# Start of Data for the task
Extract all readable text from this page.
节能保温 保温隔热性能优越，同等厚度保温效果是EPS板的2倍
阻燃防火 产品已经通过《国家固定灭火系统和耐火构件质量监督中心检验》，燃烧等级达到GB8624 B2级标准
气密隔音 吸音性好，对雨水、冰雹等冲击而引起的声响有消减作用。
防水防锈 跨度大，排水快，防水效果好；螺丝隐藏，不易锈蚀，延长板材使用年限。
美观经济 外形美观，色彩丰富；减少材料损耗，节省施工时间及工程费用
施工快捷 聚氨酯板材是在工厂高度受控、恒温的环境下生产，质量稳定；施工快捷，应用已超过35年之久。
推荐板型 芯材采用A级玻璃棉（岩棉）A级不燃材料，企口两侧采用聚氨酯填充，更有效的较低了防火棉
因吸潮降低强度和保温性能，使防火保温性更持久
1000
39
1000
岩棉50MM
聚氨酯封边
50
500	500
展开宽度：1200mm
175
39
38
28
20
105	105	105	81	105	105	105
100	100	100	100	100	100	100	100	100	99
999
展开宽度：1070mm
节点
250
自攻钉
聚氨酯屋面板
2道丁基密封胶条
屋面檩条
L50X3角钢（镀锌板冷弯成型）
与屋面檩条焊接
# End of Data for the task
### [Goal]
Every record should be repeated exactly; please leave none out.

### [Final result]
Extract all readable text from this page.
节能保温 保温隔热性能优越，同等厚度保温效果是EPS板的2倍
阻燃防火 产品已经通过《国家固定灭火系统和耐火构件质量监督中心检验》，燃烧等级达到GB8624 B2级标准
气密隔音 吸音性好，对雨水、冰雹等冲击而引起的声响有消减作用。
防水防锈 跨度大，排水快，防水效果好；螺丝隐藏，不易锈蚀，延长板材使用年限。
美观经济 外形美观，色彩丰富；减少材料损耗，节省施工时间及工程费用
施工快捷 聚氨酯板材是在工厂高度受控、恒温的环境下生产，质量稳定；施工快捷，应用已超过35年之久。
推荐板型 芯材采用A级玻璃棉（岩棉）A级不燃材料，企口两侧采用聚氨酯填充，更有效的较低了防火棉
因吸潮降低强度和保温性能，使防火保温性更持久
1000
39
1000
岩棉50MM
聚氨酯封边
50
500	500
展开宽度：1200mm
175
39
38
28
20
105	105	105	81	105	105	105
100	100	100	100	100	100	100	100	100	99
999
展开宽度：1070mm
节点
250
自攻钉
聚氨酯屋面板
2道丁基密封胶条
屋面檩条
L50X3角钢（镀锌板冷弯成型）
与屋面檩条焊接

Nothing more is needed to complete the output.